**GOAL OF THE EXERCISE**.
Find the lines that contain the word "Database" and copy each one.

**SOURCE MATERIAL**.
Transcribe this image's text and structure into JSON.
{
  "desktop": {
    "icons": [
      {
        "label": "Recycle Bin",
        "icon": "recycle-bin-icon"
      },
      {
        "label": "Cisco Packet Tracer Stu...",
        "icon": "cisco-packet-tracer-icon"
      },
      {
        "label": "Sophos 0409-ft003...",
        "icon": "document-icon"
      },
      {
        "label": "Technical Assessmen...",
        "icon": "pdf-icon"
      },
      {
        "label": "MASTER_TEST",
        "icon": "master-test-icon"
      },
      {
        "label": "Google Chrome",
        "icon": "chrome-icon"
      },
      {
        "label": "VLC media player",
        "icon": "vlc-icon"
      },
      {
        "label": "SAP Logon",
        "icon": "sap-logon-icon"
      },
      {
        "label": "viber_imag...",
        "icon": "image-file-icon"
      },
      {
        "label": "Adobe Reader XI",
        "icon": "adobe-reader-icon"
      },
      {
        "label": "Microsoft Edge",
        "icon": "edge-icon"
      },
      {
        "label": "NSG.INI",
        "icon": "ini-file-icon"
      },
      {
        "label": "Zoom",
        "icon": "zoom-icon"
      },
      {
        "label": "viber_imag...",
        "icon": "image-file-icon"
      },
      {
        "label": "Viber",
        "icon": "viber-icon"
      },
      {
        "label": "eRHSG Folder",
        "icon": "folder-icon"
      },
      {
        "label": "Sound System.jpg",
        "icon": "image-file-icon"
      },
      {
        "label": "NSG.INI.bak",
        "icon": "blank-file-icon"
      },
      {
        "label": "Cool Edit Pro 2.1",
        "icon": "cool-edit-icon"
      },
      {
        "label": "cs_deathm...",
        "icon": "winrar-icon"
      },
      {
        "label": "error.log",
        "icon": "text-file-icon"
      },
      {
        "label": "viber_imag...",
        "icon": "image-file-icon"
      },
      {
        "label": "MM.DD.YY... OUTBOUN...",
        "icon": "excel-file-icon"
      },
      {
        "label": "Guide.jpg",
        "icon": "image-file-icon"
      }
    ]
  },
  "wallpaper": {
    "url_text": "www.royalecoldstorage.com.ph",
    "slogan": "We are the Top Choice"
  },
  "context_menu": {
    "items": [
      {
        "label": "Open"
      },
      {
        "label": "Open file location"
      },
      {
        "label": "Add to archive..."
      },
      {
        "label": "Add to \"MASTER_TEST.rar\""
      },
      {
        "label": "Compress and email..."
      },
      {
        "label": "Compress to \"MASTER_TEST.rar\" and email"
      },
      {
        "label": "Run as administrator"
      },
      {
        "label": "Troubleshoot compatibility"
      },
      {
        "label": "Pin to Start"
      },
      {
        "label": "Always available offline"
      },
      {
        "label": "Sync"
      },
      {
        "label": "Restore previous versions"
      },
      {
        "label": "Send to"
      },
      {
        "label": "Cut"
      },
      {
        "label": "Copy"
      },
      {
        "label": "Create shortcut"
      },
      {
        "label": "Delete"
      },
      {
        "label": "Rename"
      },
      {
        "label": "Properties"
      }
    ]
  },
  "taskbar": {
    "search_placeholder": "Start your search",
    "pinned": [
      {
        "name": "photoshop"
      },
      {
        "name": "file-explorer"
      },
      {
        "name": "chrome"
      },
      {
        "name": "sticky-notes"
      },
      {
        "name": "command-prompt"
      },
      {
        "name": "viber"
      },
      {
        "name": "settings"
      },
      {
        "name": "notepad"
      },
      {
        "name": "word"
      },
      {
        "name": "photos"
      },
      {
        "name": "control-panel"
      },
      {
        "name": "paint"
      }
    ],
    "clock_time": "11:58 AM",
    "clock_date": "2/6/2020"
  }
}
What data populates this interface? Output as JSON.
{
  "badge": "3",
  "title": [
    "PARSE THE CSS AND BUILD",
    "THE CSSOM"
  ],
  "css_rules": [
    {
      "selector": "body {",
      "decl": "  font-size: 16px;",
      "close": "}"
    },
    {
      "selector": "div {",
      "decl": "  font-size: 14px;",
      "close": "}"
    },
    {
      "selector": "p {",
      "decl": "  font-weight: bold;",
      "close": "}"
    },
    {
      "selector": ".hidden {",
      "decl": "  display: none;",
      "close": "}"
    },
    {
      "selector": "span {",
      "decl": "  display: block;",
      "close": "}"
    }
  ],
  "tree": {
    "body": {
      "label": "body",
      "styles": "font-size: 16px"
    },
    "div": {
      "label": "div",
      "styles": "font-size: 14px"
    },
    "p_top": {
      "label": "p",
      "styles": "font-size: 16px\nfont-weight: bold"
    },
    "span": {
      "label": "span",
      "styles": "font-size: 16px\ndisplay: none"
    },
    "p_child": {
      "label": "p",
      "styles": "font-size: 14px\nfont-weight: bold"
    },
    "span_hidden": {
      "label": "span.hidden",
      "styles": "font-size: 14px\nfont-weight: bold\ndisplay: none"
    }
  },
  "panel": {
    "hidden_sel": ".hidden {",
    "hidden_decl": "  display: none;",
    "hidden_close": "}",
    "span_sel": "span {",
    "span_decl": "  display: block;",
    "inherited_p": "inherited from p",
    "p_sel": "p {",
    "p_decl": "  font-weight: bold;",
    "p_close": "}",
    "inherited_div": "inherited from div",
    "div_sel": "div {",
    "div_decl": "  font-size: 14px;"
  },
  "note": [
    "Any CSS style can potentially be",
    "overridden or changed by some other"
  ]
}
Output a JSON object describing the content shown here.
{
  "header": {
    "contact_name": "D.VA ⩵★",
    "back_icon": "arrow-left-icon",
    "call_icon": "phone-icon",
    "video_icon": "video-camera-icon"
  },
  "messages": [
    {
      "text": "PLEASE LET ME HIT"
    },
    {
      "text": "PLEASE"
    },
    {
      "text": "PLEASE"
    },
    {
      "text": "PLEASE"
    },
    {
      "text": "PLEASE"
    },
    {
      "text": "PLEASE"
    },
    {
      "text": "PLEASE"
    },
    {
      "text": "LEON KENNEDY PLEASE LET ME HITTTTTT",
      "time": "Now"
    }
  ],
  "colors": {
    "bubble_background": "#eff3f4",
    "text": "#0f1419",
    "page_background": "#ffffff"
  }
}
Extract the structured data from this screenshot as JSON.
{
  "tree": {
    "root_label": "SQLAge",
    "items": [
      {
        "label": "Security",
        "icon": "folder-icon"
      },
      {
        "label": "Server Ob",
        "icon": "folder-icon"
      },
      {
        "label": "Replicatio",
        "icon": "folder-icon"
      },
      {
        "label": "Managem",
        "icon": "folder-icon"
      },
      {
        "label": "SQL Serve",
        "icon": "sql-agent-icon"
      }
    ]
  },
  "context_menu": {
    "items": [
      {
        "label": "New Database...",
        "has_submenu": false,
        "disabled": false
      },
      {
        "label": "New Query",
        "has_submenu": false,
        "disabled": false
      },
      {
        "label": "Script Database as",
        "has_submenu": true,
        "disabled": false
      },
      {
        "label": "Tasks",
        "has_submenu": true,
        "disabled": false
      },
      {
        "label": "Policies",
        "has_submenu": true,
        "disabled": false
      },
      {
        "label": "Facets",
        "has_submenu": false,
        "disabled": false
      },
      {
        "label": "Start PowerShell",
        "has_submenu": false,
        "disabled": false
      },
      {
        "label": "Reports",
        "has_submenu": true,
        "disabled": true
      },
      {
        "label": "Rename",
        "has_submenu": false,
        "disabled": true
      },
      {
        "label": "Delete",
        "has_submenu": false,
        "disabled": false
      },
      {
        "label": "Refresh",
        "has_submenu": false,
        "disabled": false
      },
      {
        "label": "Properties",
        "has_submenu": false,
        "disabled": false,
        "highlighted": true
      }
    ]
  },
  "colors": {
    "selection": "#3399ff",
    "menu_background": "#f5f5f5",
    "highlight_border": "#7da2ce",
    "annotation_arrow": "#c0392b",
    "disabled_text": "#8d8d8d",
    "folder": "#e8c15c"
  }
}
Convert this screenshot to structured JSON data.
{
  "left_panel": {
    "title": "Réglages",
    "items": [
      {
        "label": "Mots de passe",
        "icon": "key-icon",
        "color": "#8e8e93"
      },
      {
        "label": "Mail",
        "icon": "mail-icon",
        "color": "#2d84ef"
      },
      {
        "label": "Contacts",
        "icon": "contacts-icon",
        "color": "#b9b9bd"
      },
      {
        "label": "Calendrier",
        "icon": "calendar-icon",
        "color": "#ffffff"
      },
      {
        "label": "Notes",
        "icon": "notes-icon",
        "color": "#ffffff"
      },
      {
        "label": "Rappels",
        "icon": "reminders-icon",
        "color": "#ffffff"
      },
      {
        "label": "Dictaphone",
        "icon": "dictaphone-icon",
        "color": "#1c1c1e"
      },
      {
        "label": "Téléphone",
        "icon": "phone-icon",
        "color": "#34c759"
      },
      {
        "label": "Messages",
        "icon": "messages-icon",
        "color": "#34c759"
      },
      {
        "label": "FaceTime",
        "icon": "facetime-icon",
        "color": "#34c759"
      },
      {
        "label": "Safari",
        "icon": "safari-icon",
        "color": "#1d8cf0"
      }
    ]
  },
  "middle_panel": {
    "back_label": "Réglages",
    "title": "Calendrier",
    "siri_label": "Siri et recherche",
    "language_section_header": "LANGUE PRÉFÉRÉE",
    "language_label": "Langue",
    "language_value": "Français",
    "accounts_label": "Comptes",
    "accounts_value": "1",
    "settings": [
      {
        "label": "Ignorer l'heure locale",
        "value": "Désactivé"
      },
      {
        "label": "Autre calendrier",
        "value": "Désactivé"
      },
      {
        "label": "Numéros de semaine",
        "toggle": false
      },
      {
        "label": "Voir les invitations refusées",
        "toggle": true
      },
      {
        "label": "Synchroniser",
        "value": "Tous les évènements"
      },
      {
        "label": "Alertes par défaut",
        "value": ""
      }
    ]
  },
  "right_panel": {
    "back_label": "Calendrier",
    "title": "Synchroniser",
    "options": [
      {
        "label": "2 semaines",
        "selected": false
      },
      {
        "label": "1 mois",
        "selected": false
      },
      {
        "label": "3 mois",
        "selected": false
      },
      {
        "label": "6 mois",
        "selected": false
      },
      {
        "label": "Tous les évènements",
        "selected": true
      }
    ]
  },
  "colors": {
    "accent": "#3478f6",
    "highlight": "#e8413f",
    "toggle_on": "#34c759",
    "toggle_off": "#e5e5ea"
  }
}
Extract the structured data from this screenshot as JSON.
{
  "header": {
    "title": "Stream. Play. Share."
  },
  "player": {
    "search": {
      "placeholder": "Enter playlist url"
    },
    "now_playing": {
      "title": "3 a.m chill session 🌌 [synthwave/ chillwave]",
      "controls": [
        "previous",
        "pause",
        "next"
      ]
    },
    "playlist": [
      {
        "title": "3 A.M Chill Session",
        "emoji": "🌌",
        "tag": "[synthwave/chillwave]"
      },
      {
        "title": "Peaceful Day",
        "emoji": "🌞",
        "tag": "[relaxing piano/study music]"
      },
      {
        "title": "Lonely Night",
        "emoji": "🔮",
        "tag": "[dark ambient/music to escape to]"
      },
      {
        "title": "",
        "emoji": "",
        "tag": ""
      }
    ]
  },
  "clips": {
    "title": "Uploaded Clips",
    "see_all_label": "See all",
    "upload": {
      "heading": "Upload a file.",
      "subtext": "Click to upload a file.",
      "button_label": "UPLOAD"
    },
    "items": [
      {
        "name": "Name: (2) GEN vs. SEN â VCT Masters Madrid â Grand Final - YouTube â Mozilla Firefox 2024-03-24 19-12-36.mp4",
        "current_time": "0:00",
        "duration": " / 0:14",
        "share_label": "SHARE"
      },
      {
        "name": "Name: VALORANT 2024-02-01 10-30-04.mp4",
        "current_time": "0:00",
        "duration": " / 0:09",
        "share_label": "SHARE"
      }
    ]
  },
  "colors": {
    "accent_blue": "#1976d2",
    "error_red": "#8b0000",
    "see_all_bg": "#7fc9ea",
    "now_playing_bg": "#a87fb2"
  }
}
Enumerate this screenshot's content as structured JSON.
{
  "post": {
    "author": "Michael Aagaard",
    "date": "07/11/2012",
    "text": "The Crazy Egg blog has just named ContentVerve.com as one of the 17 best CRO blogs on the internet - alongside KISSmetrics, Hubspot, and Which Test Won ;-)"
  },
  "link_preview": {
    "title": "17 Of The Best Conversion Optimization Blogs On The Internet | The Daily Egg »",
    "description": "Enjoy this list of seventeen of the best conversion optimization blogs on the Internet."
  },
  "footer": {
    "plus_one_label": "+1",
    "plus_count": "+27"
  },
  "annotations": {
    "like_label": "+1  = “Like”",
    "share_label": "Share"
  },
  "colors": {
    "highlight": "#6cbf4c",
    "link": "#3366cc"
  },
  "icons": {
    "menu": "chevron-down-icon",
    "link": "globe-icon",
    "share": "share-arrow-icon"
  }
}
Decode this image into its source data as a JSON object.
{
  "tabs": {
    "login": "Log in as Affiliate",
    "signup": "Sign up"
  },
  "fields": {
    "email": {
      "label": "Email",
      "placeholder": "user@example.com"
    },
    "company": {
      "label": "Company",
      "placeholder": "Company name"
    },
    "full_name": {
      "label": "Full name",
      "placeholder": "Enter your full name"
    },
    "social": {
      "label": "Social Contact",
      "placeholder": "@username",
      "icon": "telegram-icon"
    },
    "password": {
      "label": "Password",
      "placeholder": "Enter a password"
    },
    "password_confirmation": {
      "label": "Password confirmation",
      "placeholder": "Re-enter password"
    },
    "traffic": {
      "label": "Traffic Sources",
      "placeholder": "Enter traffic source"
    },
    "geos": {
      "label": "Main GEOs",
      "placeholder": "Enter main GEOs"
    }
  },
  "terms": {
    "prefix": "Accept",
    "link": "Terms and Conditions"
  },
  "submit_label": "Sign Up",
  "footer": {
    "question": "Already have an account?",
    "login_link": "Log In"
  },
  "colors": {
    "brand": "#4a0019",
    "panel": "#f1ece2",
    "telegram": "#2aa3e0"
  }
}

**THE ANSWER**.
        "label": "New Database...",
        "label": "Script Database as",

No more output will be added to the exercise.